++++ Given text ++++

Specifically, Oregon’s Office of Developmental Disabilities Services (part of Oregon’s Department of Human Services) has proposed the following addition to OAR 411-450-0060(6): “(6) SETTING LIMITATIONS. (a) An individual may receive community living supports if the individual: (A) Resides in a setting the individual owns, leases, or rents or is on the property deed, mortgage, or title. (B) Resides in a setting, either through an informal arrangement or rental agreement, owned, leased, or rented by a family member. (C) Has no permanent residence. (b) An individual is not eligible for community living supports, other than DSA, if the individual resides in one of the following: (A) A provider-owned dwelling or a provider-rented dwelling through an informal or formal agreement. (B) A provider owned, controlled, or operated setting.”

These rules are set to take effect on 12/27/2022 and will destroy Plaintiffs’ business operations. Plaintiffs will no longer be able to provide community living supports to any of SFH’s clients (who are all disabled) if these rules are allowed to go into effect. Alternatively, it would force SFH clients into homelessness in order to continue to receive the attendant care they need from SFH. Each of these individuals require the care of 5 or 6 highley [sic] trained attendant providers. Replacing these providers on such short notice would be impossible. Plaintiffs have sought a variance exception for this rule, but have not gotten a response as of the filing of this complaint.

++++ Dataset entries ++++

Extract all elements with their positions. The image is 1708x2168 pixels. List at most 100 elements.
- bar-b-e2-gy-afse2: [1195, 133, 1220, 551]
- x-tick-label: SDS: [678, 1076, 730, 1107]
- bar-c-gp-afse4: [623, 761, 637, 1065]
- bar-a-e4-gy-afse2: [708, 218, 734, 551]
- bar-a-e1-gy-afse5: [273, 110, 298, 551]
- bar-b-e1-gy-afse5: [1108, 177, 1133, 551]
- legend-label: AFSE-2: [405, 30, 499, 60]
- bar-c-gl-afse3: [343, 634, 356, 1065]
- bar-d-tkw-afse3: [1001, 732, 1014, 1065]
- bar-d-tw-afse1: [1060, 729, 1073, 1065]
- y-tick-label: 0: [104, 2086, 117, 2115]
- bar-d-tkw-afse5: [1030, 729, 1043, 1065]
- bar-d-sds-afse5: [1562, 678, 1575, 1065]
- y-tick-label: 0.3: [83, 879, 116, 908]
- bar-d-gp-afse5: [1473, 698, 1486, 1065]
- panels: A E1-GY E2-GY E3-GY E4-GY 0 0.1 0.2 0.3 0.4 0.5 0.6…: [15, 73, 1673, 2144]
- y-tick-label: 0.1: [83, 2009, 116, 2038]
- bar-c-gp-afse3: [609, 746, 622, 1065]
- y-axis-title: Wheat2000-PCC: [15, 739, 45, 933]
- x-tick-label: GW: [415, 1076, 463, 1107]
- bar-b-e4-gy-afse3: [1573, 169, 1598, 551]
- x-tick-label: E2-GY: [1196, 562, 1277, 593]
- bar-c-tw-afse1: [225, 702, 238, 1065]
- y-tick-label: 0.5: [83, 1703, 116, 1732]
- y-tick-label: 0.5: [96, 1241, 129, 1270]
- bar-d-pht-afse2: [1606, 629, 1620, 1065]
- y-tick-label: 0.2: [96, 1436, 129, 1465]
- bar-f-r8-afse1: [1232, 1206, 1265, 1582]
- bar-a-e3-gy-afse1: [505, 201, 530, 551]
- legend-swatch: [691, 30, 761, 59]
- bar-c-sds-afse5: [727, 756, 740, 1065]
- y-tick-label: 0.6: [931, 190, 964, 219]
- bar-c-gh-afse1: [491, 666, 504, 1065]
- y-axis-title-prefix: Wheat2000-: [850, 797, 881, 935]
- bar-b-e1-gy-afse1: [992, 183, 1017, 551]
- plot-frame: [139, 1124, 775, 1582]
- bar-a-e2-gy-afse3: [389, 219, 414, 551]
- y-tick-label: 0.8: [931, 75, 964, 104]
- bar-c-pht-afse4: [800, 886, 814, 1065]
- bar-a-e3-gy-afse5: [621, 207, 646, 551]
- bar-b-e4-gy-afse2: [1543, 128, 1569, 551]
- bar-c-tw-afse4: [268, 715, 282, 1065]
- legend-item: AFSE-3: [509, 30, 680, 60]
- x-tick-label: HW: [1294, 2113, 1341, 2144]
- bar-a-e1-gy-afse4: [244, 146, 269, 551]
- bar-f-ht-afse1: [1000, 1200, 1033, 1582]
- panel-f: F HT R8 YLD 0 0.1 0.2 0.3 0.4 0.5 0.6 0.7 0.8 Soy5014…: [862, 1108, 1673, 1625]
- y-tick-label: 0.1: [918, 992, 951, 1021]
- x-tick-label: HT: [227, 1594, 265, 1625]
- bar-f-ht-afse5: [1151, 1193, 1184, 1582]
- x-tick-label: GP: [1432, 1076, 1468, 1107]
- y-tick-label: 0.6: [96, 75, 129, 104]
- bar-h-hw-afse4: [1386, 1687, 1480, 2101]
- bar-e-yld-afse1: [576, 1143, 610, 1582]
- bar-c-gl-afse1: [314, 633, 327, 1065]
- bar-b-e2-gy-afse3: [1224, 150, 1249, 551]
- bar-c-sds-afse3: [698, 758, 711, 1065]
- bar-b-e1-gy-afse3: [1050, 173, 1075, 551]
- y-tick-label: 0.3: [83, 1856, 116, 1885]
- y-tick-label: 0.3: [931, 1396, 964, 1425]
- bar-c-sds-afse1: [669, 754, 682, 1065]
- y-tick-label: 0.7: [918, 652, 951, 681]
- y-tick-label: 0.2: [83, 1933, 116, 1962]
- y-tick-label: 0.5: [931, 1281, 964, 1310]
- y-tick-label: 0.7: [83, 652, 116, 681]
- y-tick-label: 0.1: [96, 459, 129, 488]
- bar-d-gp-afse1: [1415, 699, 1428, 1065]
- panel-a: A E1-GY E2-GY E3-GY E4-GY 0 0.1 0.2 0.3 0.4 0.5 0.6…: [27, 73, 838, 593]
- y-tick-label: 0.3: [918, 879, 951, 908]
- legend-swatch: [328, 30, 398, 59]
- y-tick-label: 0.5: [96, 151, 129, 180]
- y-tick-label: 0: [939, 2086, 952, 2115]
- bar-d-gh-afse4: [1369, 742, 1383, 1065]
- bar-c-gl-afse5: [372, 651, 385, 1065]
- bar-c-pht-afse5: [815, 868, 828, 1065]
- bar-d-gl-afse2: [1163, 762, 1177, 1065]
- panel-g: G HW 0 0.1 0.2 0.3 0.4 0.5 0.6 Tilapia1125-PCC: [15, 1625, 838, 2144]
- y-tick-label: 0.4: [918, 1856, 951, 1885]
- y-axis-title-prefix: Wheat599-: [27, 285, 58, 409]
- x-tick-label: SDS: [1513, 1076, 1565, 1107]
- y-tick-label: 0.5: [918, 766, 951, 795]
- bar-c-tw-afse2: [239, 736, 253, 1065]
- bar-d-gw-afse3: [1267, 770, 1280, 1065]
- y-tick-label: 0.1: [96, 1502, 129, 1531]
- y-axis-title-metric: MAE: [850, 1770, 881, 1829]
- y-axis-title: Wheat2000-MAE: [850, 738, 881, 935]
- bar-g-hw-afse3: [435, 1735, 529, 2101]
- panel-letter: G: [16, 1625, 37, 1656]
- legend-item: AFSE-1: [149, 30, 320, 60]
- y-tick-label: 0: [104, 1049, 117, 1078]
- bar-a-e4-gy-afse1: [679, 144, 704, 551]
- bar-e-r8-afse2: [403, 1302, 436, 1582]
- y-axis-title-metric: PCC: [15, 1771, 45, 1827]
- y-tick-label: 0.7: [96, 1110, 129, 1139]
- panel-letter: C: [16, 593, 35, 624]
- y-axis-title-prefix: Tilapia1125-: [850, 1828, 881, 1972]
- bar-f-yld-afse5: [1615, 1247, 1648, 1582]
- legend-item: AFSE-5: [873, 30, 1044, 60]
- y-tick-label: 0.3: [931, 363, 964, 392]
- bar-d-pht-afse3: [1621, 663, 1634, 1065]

++++

Requirements →
a: From the passage on Oregon's community living supports rule, list every condition under which an individual may receive community living supports.
b: Update the passage on Oregon's community living supports rule between "These rules are set" and "of this complaint.", inclusive, replacing "short notice" with "brief notice".
c: According to the passage on Oregon's community living supports rule, on what date are the rules set to take effect?
The records play no part in this work.

Worked solutions →
a:
- Resides in a setting the individual owns, leases, or rents or is on the property deed, mortgage, or title.
- Resides in a setting, either through an informal arrangement or rental agreement, owned, leased, or rented by a family member.
- Has no permanent residence.

b:
These rules are set to take effect on 12/27/2022 and will destroy Plaintiffs’ business operations. Plaintiffs will no longer be able to provide community living supports to any of SFH’s clients (who are all disabled) if these rules are allowed to go into effect. Alternatively, it would force SFH clients into homelessness in order to continue to receive the attendant care they need from SFH. Each of these individuals require the care of 5 or 6 highley [sic] trained attendant providers. Replacing these providers on such brief notice would be impossible. Plaintiffs have sought a variance exception for this rule, but have not gotten a response as of the filing of this complaint.

c: 12/27/2022